▶ Your task
Find the lines with "xmax" in them and copy them out.

▶ Supplied material
☆ ☆ ☆ ☆

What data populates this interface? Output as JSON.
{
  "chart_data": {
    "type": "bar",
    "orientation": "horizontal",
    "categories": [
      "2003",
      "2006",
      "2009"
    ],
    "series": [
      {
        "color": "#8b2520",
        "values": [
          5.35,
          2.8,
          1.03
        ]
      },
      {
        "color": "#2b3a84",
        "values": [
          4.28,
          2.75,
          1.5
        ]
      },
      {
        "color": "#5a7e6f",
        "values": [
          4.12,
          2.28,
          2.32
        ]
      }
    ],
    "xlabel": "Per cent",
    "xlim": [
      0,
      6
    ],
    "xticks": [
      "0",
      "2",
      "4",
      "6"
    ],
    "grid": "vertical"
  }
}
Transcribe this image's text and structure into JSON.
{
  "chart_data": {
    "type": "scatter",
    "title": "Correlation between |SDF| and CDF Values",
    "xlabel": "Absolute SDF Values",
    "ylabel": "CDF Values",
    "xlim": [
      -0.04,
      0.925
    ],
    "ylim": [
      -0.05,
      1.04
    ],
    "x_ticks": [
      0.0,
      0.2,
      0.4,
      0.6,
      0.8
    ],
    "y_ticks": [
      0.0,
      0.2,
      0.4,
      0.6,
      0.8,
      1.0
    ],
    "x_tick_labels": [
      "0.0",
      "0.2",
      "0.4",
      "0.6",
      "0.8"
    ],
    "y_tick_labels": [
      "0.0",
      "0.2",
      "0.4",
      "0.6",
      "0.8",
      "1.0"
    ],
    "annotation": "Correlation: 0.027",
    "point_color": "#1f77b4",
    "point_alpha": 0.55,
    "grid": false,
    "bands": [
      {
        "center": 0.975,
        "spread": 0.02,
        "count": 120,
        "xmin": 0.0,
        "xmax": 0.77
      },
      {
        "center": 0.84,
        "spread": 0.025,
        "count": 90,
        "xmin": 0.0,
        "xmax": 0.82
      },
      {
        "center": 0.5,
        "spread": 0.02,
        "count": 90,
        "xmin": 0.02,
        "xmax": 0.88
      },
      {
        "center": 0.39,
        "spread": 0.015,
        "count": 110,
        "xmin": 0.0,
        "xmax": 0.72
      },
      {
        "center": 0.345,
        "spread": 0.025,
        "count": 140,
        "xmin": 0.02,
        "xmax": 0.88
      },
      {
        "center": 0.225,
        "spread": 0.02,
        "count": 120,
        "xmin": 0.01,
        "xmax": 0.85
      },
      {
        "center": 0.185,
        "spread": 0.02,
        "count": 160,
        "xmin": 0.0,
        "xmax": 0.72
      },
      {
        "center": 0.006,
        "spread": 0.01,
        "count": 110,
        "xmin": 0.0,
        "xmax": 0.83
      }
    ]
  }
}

☆ ☆ ☆ ☆

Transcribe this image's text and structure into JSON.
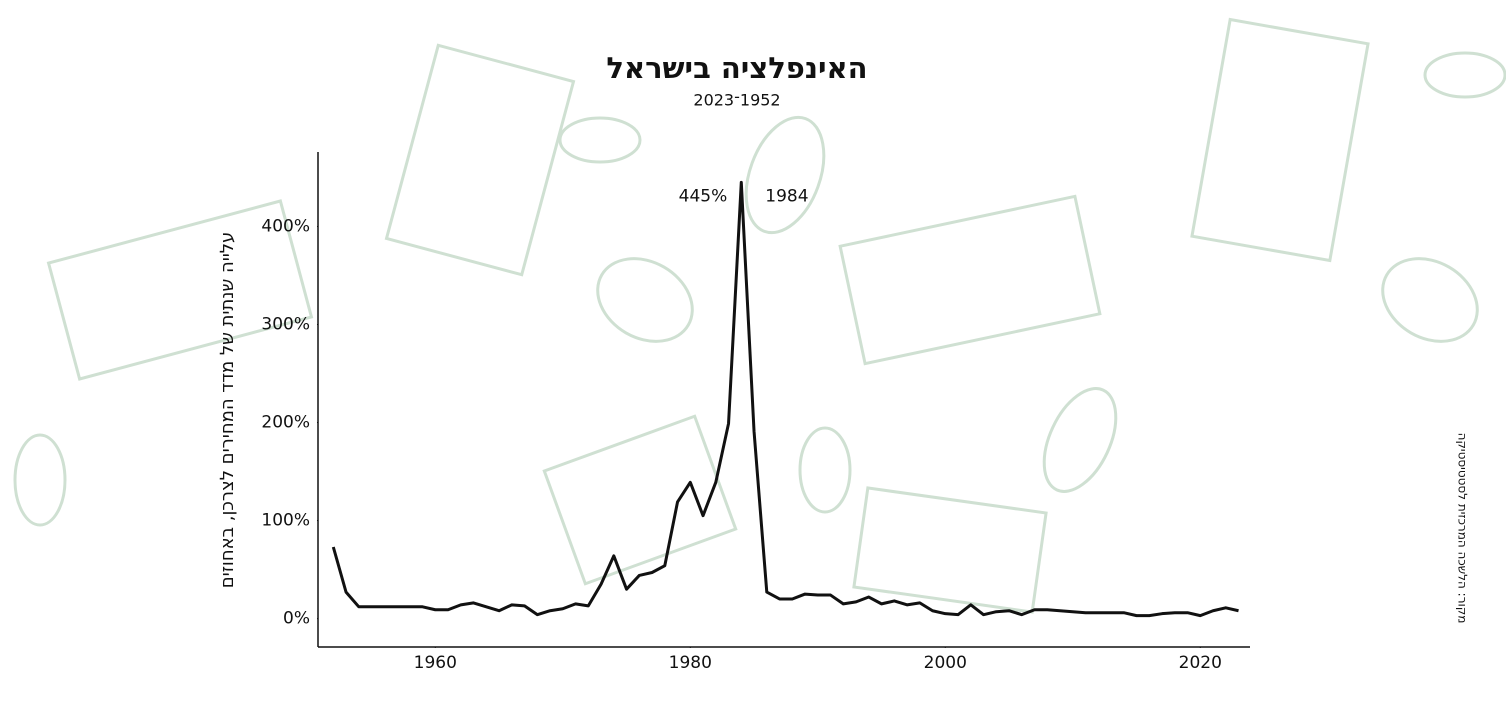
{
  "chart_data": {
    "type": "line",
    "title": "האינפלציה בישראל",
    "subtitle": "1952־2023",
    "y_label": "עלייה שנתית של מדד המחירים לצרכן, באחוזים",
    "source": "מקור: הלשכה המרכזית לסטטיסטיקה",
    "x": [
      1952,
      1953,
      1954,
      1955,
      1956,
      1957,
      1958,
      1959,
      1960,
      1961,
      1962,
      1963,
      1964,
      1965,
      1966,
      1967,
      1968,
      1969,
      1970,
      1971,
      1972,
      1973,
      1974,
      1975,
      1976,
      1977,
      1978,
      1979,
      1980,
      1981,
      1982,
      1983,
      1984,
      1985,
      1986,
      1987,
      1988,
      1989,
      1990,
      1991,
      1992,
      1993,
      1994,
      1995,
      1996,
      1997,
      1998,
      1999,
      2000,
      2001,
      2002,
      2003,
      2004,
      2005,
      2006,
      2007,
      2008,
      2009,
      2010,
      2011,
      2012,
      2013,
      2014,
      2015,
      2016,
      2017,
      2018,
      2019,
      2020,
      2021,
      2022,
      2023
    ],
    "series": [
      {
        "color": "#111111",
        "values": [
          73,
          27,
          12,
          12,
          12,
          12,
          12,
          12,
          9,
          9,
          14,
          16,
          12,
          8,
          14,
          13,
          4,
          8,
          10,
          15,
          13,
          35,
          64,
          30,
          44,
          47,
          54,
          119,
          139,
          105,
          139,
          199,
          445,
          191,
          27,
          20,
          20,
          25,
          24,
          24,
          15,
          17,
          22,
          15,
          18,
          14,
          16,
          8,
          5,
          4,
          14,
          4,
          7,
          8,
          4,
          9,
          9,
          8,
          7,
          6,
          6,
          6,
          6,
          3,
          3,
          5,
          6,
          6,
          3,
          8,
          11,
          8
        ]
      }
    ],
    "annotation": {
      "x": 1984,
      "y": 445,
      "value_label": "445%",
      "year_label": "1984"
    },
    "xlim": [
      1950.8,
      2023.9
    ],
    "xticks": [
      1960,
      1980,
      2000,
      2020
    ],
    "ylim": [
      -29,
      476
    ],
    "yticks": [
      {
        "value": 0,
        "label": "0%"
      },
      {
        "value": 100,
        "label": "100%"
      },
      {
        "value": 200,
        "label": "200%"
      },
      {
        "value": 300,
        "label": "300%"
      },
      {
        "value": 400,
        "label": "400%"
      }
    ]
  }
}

☆ ☆ ☆ ☆

▶ Task response
        "xmax": 0.77
        "xmax": 0.82
        "xmax": 0.88
        "xmax": 0.72
        "xmax": 0.88
        "xmax": 0.85
        "xmax": 0.72
        "xmax": 0.83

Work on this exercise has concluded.